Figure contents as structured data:
——————

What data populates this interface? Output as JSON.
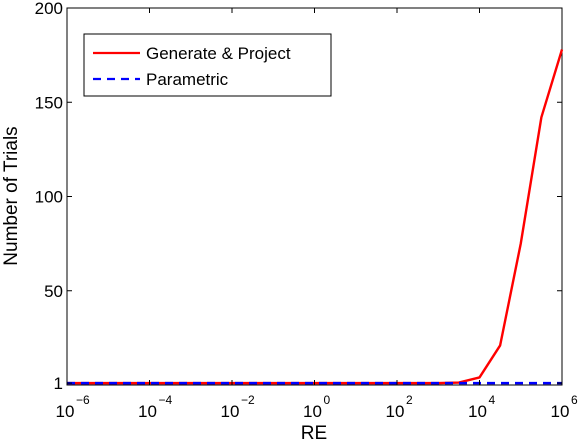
{
  "chart_data": {
    "type": "line",
    "title": "",
    "xlabel": "RE",
    "ylabel": "Number of Trials",
    "x_scale": "log",
    "xlim": [
      1e-06,
      1000000.0
    ],
    "ylim": [
      0,
      200
    ],
    "x_ticks": [
      {
        "base": "10",
        "exp": "−6",
        "value": 1e-06
      },
      {
        "base": "10",
        "exp": "−4",
        "value": 0.0001
      },
      {
        "base": "10",
        "exp": "−2",
        "value": 0.01
      },
      {
        "base": "10",
        "exp": "0",
        "value": 1
      },
      {
        "base": "10",
        "exp": "2",
        "value": 100.0
      },
      {
        "base": "10",
        "exp": "4",
        "value": 10000.0
      },
      {
        "base": "10",
        "exp": "6",
        "value": 1000000.0
      }
    ],
    "y_ticks": [
      {
        "label": "1",
        "value": 1
      },
      {
        "label": "50",
        "value": 50
      },
      {
        "label": "100",
        "value": 100
      },
      {
        "label": "150",
        "value": 150
      },
      {
        "label": "200",
        "value": 200
      }
    ],
    "grid": false,
    "legend_position": "top-left",
    "series": [
      {
        "name": "Generate & Project",
        "color": "#ff0000",
        "line_style": "solid",
        "x": [
          1e-06,
          1e-05,
          0.0001,
          0.001,
          0.01,
          0.1,
          1,
          10,
          100,
          1000,
          3162,
          10000,
          31623,
          100000,
          316228,
          1000000
        ],
        "y": [
          1,
          1,
          1,
          1,
          1,
          1,
          1,
          1,
          1,
          1,
          1.3,
          4,
          21,
          75,
          142,
          178
        ]
      },
      {
        "name": "Parametric",
        "color": "#0000ff",
        "line_style": "dashed",
        "x": [
          1e-06,
          1e-05,
          0.0001,
          0.001,
          0.01,
          0.1,
          1,
          10,
          100,
          1000,
          10000,
          100000,
          1000000
        ],
        "y": [
          1,
          1,
          1,
          1,
          1,
          1,
          1,
          1,
          1,
          1,
          1,
          1,
          1
        ]
      }
    ]
  }
}
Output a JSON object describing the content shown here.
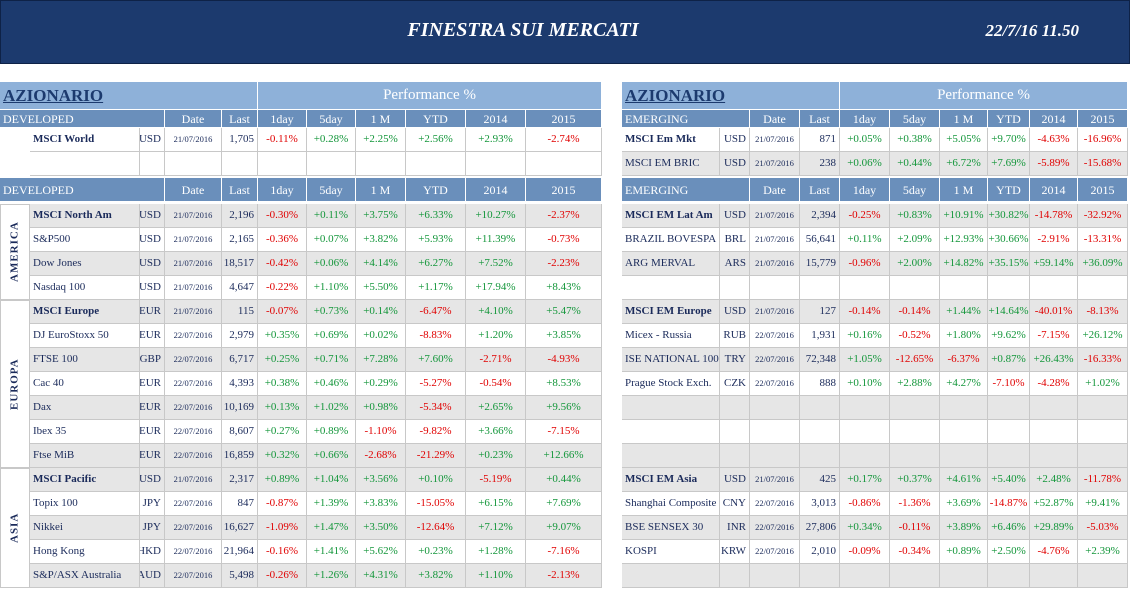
{
  "header": {
    "title": "FINESTRA SUI MERCATI",
    "timestamp": "22/7/16 11.50"
  },
  "left": {
    "title": "AZIONARIO",
    "perf_title": "Performance %",
    "columns": [
      "Date",
      "Last",
      "1day",
      "5day",
      "1 M",
      "YTD",
      "2014",
      "2015"
    ],
    "top": {
      "label": "DEVELOPED",
      "rows": [
        [
          "MSCI World",
          "USD",
          "21/07/2016",
          "1,705",
          "-0.11%",
          "+0.28%",
          "+2.25%",
          "+2.56%",
          "+2.93%",
          "-2.74%"
        ]
      ]
    },
    "main": {
      "label": "DEVELOPED",
      "groups": [
        {
          "region": "AMERICA",
          "rows": [
            [
              "MSCI North Am",
              "USD",
              "21/07/2016",
              "2,196",
              "-0.30%",
              "+0.11%",
              "+3.75%",
              "+6.33%",
              "+10.27%",
              "-2.37%"
            ],
            [
              "S&P500",
              "USD",
              "21/07/2016",
              "2,165",
              "-0.36%",
              "+0.07%",
              "+3.82%",
              "+5.93%",
              "+11.39%",
              "-0.73%"
            ],
            [
              "Dow Jones",
              "USD",
              "21/07/2016",
              "18,517",
              "-0.42%",
              "+0.06%",
              "+4.14%",
              "+6.27%",
              "+7.52%",
              "-2.23%"
            ],
            [
              "Nasdaq 100",
              "USD",
              "21/07/2016",
              "4,647",
              "-0.22%",
              "+1.10%",
              "+5.50%",
              "+1.17%",
              "+17.94%",
              "+8.43%"
            ]
          ]
        },
        {
          "region": "EUROPA",
          "rows": [
            [
              "MSCI Europe",
              "EUR",
              "21/07/2016",
              "115",
              "-0.07%",
              "+0.73%",
              "+0.14%",
              "-6.47%",
              "+4.10%",
              "+5.47%"
            ],
            [
              "DJ EuroStoxx 50",
              "EUR",
              "22/07/2016",
              "2,979",
              "+0.35%",
              "+0.69%",
              "+0.02%",
              "-8.83%",
              "+1.20%",
              "+3.85%"
            ],
            [
              "FTSE 100",
              "GBP",
              "22/07/2016",
              "6,717",
              "+0.25%",
              "+0.71%",
              "+7.28%",
              "+7.60%",
              "-2.71%",
              "-4.93%"
            ],
            [
              "Cac 40",
              "EUR",
              "22/07/2016",
              "4,393",
              "+0.38%",
              "+0.46%",
              "+0.29%",
              "-5.27%",
              "-0.54%",
              "+8.53%"
            ],
            [
              "Dax",
              "EUR",
              "22/07/2016",
              "10,169",
              "+0.13%",
              "+1.02%",
              "+0.98%",
              "-5.34%",
              "+2.65%",
              "+9.56%"
            ],
            [
              "Ibex 35",
              "EUR",
              "22/07/2016",
              "8,607",
              "+0.27%",
              "+0.89%",
              "-1.10%",
              "-9.82%",
              "+3.66%",
              "-7.15%"
            ],
            [
              "Ftse MiB",
              "EUR",
              "22/07/2016",
              "16,859",
              "+0.32%",
              "+0.66%",
              "-2.68%",
              "-21.29%",
              "+0.23%",
              "+12.66%"
            ]
          ]
        },
        {
          "region": "ASIA",
          "rows": [
            [
              "MSCI Pacific",
              "USD",
              "21/07/2016",
              "2,317",
              "+0.89%",
              "+1.04%",
              "+3.56%",
              "+0.10%",
              "-5.19%",
              "+0.44%"
            ],
            [
              "Topix 100",
              "JPY",
              "22/07/2016",
              "847",
              "-0.87%",
              "+1.39%",
              "+3.83%",
              "-15.05%",
              "+6.15%",
              "+7.69%"
            ],
            [
              "Nikkei",
              "JPY",
              "22/07/2016",
              "16,627",
              "-1.09%",
              "+1.47%",
              "+3.50%",
              "-12.64%",
              "+7.12%",
              "+9.07%"
            ],
            [
              "Hong Kong",
              "HKD",
              "22/07/2016",
              "21,964",
              "-0.16%",
              "+1.41%",
              "+5.62%",
              "+0.23%",
              "+1.28%",
              "-7.16%"
            ],
            [
              "S&P/ASX Australia",
              "AUD",
              "22/07/2016",
              "5,498",
              "-0.26%",
              "+1.26%",
              "+4.31%",
              "+3.82%",
              "+1.10%",
              "-2.13%"
            ]
          ]
        }
      ]
    }
  },
  "right": {
    "title": "AZIONARIO",
    "perf_title": "Performance %",
    "columns": [
      "Date",
      "Last",
      "1day",
      "5day",
      "1 M",
      "YTD",
      "2014",
      "2015"
    ],
    "top": {
      "label": "EMERGING",
      "rows": [
        [
          "MSCI Em Mkt",
          "USD",
          "21/07/2016",
          "871",
          "+0.05%",
          "+0.38%",
          "+5.05%",
          "+9.70%",
          "-4.63%",
          "-16.96%"
        ],
        [
          "MSCI EM BRIC",
          "USD",
          "21/07/2016",
          "238",
          "+0.06%",
          "+0.44%",
          "+6.72%",
          "+7.69%",
          "-5.89%",
          "-15.68%"
        ]
      ]
    },
    "main": {
      "label": "EMERGING",
      "groups": [
        {
          "rows": [
            [
              "MSCI EM Lat Am",
              "USD",
              "21/07/2016",
              "2,394",
              "-0.25%",
              "+0.83%",
              "+10.91%",
              "+30.82%",
              "-14.78%",
              "-32.92%"
            ],
            [
              "BRAZIL BOVESPA",
              "BRL",
              "21/07/2016",
              "56,641",
              "+0.11%",
              "+2.09%",
              "+12.93%",
              "+30.66%",
              "-2.91%",
              "-13.31%"
            ],
            [
              "ARG MERVAL",
              "ARS",
              "21/07/2016",
              "15,779",
              "-0.96%",
              "+2.00%",
              "+14.82%",
              "+35.15%",
              "+59.14%",
              "+36.09%"
            ]
          ]
        },
        {
          "rows": [
            [
              "MSCI EM Europe",
              "USD",
              "21/07/2016",
              "127",
              "-0.14%",
              "-0.14%",
              "+1.44%",
              "+14.64%",
              "-40.01%",
              "-8.13%"
            ],
            [
              "Micex - Russia",
              "RUB",
              "22/07/2016",
              "1,931",
              "+0.16%",
              "-0.52%",
              "+1.80%",
              "+9.62%",
              "-7.15%",
              "+26.12%"
            ],
            [
              "ISE NATIONAL 100",
              "TRY",
              "22/07/2016",
              "72,348",
              "+1.05%",
              "-12.65%",
              "-6.37%",
              "+0.87%",
              "+26.43%",
              "-16.33%"
            ],
            [
              "Prague Stock Exch.",
              "CZK",
              "22/07/2016",
              "888",
              "+0.10%",
              "+2.88%",
              "+4.27%",
              "-7.10%",
              "-4.28%",
              "+1.02%"
            ]
          ]
        },
        {
          "rows": [
            [
              "MSCI EM Asia",
              "USD",
              "21/07/2016",
              "425",
              "+0.17%",
              "+0.37%",
              "+4.61%",
              "+5.40%",
              "+2.48%",
              "-11.78%"
            ],
            [
              "Shanghai Composite",
              "CNY",
              "22/07/2016",
              "3,013",
              "-0.86%",
              "-1.36%",
              "+3.69%",
              "-14.87%",
              "+52.87%",
              "+9.41%"
            ],
            [
              "BSE SENSEX 30",
              "INR",
              "22/07/2016",
              "27,806",
              "+0.34%",
              "-0.11%",
              "+3.89%",
              "+6.46%",
              "+29.89%",
              "-5.03%"
            ],
            [
              "KOSPI",
              "KRW",
              "22/07/2016",
              "2,010",
              "-0.09%",
              "-0.34%",
              "+0.89%",
              "+2.50%",
              "-4.76%",
              "+2.39%"
            ]
          ]
        }
      ]
    }
  }
}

——————

Return every line above that contains the word "name".

■ Solved exercise ■
        "name": "Generate & Project",
        "name": "Parametric",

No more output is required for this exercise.